Records from a data source
>>>>>

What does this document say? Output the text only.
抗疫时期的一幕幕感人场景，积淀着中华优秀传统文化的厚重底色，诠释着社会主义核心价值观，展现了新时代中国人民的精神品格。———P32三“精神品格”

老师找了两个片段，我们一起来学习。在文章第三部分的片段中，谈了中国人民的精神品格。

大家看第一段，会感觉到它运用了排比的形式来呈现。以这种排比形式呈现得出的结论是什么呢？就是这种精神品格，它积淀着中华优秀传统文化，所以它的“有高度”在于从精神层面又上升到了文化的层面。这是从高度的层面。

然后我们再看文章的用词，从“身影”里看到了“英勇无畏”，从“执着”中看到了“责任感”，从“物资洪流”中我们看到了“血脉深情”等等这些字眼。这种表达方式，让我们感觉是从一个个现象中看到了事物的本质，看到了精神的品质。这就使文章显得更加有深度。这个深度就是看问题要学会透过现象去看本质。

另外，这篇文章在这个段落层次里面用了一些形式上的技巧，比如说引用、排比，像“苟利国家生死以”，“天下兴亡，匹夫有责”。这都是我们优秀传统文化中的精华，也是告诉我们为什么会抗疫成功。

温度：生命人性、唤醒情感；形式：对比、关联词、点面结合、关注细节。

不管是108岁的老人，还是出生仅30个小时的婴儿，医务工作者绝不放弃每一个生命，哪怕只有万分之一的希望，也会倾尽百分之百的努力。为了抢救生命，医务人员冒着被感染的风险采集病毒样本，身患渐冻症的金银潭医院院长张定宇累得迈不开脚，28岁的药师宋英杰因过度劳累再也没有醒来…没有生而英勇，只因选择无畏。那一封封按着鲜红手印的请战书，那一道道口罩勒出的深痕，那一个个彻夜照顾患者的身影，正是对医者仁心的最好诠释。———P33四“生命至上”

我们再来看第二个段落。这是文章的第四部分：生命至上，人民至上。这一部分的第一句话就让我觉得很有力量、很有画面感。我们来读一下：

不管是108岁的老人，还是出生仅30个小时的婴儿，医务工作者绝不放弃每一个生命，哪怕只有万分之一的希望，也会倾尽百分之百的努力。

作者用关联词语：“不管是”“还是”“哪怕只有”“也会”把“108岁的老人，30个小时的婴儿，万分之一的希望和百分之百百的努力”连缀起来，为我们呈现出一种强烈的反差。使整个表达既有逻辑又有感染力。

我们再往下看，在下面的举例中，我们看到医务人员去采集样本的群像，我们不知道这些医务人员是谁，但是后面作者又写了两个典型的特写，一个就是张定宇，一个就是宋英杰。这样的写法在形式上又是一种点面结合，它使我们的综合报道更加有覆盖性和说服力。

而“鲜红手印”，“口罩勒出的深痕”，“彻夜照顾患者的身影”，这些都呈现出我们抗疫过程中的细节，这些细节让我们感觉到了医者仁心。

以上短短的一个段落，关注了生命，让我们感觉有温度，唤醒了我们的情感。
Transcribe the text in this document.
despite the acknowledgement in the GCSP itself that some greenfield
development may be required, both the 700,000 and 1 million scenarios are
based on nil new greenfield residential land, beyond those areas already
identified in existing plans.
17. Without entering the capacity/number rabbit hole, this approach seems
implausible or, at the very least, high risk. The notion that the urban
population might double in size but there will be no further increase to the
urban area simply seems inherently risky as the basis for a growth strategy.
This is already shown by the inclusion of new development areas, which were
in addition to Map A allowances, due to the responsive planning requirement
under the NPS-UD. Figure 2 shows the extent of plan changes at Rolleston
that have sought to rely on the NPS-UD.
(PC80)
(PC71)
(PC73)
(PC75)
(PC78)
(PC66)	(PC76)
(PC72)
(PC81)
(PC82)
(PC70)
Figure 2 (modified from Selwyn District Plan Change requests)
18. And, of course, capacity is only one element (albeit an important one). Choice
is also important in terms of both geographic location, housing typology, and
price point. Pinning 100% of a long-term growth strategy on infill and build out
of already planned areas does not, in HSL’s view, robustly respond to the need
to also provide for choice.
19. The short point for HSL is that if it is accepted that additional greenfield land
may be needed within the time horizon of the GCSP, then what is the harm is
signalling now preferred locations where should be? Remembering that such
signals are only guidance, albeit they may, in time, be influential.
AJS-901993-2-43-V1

<<<<<

Your objective => In the material above, show every line where the word "point" turns up.

Expected answer =>
price point. Pinning 100% of a long-term growth strategy on infill and build out
19. The short point for HSL is that if it is accepted that additional greenfield land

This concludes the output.